**The request**
Spot every line with the word "korban" and return it.

## Start Provided material

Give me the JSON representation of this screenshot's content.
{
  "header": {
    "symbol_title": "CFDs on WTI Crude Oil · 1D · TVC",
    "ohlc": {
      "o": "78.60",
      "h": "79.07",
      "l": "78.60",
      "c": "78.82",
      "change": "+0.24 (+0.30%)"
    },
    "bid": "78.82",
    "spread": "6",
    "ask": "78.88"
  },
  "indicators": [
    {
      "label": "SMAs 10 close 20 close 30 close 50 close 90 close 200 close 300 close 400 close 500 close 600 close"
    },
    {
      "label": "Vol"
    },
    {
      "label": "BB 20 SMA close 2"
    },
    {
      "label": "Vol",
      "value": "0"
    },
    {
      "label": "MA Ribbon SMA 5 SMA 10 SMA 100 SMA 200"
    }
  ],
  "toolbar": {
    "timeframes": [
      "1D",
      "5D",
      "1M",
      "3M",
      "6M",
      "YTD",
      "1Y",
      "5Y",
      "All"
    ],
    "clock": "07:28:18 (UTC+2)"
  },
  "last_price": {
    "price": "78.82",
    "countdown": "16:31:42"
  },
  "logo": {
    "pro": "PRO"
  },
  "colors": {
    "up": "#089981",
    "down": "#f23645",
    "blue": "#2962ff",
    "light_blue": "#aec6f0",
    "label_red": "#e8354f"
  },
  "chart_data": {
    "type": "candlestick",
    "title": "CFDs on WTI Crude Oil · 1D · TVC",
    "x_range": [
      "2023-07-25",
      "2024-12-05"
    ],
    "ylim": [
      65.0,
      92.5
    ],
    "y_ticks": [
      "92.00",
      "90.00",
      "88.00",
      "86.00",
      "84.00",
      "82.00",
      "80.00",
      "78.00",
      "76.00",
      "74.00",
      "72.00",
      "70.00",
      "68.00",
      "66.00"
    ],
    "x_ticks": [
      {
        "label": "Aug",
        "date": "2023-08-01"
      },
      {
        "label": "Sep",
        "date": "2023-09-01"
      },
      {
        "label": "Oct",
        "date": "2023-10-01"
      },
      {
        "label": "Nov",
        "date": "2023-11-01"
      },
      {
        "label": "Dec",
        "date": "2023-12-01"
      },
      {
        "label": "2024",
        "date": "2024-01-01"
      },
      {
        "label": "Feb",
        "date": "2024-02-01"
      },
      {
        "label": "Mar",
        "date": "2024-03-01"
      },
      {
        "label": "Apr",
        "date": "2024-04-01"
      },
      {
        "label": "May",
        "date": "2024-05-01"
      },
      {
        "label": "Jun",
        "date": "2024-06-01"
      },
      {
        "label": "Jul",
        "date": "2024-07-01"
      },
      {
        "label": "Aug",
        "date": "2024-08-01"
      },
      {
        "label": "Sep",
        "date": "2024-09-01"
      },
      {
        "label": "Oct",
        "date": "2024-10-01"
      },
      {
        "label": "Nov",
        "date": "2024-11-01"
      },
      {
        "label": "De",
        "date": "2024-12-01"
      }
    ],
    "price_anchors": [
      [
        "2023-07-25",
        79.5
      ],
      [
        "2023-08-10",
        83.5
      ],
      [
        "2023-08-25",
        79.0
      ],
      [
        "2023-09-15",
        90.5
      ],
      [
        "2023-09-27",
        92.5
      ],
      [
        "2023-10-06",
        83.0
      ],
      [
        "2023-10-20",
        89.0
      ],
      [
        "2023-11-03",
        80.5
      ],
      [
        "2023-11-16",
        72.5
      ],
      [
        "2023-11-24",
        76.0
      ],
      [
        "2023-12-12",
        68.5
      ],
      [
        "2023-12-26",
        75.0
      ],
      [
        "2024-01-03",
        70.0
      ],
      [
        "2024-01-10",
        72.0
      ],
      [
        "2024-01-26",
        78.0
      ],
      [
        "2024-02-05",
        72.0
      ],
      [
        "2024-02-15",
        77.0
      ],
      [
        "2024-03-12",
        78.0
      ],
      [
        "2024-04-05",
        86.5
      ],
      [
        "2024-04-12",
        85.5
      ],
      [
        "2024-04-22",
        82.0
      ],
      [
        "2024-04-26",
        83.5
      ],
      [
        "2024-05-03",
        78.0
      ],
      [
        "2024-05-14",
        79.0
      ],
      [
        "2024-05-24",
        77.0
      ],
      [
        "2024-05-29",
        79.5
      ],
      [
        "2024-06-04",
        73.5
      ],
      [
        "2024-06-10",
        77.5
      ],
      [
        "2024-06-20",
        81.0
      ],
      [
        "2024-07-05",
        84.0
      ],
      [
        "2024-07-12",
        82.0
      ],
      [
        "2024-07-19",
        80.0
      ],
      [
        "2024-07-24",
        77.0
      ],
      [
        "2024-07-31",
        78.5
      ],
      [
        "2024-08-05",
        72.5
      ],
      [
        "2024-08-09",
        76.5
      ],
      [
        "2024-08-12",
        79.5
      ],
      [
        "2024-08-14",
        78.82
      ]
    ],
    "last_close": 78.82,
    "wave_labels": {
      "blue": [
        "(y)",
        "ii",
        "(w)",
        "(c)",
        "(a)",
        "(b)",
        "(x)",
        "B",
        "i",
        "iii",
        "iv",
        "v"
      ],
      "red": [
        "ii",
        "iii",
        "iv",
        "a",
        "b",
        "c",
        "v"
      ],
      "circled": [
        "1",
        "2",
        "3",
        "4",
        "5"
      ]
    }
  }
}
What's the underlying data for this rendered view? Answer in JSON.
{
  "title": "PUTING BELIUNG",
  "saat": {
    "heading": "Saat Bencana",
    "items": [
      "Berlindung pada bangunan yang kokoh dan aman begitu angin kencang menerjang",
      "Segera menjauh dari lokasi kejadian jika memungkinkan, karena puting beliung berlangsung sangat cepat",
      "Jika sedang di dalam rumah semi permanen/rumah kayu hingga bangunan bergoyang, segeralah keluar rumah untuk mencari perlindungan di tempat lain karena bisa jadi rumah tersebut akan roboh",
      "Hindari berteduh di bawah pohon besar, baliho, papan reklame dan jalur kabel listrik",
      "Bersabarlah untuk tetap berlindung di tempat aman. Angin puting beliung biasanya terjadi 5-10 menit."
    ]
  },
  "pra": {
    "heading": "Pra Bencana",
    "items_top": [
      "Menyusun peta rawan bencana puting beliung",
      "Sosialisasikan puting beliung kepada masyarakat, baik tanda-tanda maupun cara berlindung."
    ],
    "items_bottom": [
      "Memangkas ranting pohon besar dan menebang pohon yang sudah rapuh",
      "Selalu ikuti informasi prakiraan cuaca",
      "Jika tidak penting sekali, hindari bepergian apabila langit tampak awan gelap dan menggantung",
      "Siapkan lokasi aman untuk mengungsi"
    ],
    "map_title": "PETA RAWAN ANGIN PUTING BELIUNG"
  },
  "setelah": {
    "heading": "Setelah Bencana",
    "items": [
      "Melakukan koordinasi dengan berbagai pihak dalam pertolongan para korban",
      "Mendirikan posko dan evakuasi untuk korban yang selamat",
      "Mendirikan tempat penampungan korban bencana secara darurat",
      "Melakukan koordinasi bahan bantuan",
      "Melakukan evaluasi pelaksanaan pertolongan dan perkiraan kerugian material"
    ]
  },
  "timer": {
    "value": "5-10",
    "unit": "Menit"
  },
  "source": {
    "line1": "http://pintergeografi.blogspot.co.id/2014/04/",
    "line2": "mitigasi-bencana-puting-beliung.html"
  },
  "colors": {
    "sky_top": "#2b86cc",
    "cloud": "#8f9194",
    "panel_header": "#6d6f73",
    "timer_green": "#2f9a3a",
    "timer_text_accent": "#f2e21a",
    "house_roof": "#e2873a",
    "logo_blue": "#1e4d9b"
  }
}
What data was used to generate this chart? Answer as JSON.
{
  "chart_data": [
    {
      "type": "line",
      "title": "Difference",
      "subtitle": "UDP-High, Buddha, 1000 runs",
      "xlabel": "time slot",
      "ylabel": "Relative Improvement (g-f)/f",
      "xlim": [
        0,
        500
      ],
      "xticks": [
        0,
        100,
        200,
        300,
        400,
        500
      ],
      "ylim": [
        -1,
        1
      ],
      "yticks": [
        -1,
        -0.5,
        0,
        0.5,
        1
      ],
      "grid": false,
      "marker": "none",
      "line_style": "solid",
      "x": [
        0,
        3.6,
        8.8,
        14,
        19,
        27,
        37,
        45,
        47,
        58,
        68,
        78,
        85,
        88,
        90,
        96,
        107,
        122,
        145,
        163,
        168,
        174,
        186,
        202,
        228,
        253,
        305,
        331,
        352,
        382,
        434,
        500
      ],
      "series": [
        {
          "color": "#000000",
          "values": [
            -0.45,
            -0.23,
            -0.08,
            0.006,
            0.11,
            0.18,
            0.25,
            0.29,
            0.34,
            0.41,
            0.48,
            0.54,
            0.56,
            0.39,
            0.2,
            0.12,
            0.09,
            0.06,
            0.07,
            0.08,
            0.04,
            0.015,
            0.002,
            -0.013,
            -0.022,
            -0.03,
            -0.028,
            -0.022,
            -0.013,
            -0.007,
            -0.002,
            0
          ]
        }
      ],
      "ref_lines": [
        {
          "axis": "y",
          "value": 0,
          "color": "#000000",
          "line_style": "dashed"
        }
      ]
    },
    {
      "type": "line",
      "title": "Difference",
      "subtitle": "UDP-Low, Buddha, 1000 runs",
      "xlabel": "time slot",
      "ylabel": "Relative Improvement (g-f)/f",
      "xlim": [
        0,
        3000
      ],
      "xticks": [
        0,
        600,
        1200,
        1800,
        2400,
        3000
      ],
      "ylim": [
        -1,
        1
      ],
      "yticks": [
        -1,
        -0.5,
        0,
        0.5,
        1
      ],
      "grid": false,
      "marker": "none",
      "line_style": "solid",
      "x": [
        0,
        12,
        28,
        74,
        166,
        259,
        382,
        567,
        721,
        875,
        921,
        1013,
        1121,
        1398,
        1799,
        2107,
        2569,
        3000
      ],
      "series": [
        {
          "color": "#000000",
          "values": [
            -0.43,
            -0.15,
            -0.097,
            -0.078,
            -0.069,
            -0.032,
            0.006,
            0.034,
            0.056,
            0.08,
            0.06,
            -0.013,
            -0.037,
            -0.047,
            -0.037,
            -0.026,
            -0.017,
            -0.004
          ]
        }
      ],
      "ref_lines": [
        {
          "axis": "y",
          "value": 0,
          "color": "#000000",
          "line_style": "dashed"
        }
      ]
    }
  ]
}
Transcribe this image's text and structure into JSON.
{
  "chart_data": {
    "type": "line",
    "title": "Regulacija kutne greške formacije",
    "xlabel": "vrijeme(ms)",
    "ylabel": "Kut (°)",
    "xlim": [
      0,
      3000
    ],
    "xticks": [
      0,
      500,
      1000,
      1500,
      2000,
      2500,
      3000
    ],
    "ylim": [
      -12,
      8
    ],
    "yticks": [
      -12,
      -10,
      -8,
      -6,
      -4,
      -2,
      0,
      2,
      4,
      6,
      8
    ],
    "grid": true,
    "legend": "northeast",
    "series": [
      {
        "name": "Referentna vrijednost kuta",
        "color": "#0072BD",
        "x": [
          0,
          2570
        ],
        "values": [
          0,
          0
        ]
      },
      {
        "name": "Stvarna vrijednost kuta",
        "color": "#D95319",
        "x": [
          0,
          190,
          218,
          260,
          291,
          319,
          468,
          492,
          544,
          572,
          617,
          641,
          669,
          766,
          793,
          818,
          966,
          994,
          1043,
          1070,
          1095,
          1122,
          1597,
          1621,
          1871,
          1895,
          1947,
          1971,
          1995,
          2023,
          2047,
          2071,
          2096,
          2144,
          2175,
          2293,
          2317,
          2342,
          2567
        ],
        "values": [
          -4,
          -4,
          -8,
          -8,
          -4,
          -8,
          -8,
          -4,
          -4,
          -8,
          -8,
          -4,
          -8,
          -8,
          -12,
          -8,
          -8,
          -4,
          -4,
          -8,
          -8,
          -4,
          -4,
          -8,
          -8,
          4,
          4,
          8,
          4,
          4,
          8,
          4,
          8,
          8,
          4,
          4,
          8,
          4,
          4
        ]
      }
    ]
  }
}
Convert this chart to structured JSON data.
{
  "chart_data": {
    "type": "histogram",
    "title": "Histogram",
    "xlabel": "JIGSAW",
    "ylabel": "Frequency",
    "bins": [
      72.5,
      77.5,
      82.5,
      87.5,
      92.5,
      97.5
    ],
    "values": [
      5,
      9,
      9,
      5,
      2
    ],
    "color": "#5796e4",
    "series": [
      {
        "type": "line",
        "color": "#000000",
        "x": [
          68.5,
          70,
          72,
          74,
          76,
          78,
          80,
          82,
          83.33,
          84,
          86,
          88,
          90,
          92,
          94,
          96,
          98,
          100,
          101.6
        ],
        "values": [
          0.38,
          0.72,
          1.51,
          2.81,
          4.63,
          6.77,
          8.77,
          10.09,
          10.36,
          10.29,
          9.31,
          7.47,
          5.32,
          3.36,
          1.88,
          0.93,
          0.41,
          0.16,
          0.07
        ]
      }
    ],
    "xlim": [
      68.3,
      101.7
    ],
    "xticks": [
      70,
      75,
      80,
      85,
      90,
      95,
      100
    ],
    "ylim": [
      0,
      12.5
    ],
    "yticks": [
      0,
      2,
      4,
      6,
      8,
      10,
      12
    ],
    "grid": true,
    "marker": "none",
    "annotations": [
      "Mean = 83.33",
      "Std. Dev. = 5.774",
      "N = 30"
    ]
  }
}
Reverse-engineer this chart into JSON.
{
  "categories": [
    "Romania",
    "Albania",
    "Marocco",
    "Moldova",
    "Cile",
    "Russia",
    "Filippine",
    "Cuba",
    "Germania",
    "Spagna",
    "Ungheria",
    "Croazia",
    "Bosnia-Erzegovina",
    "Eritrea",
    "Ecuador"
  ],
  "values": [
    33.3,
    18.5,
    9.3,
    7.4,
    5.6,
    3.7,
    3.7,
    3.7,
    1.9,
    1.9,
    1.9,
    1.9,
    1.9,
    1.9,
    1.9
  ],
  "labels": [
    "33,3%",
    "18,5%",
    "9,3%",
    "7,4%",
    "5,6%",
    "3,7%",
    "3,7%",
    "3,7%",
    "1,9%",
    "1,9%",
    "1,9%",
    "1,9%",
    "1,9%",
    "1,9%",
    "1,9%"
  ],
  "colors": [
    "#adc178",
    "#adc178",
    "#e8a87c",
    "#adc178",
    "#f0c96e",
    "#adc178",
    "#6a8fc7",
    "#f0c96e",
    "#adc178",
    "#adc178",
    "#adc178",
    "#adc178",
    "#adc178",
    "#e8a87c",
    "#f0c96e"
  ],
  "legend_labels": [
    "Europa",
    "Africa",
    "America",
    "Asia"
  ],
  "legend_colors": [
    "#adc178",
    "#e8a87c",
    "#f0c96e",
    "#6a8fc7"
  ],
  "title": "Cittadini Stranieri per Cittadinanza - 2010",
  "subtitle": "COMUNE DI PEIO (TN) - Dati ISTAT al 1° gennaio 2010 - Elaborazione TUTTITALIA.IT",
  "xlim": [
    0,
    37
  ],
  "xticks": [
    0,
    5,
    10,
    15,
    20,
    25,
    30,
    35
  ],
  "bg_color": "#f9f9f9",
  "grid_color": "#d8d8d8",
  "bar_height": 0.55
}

## End Provided material

**Result of this task**
      "Melakukan koordinasi dengan berbagai pihak dalam pertolongan para korban",
      "Mendirikan posko dan evakuasi untuk korban yang selamat",
      "Mendirikan tempat penampungan korban bencana secara darurat",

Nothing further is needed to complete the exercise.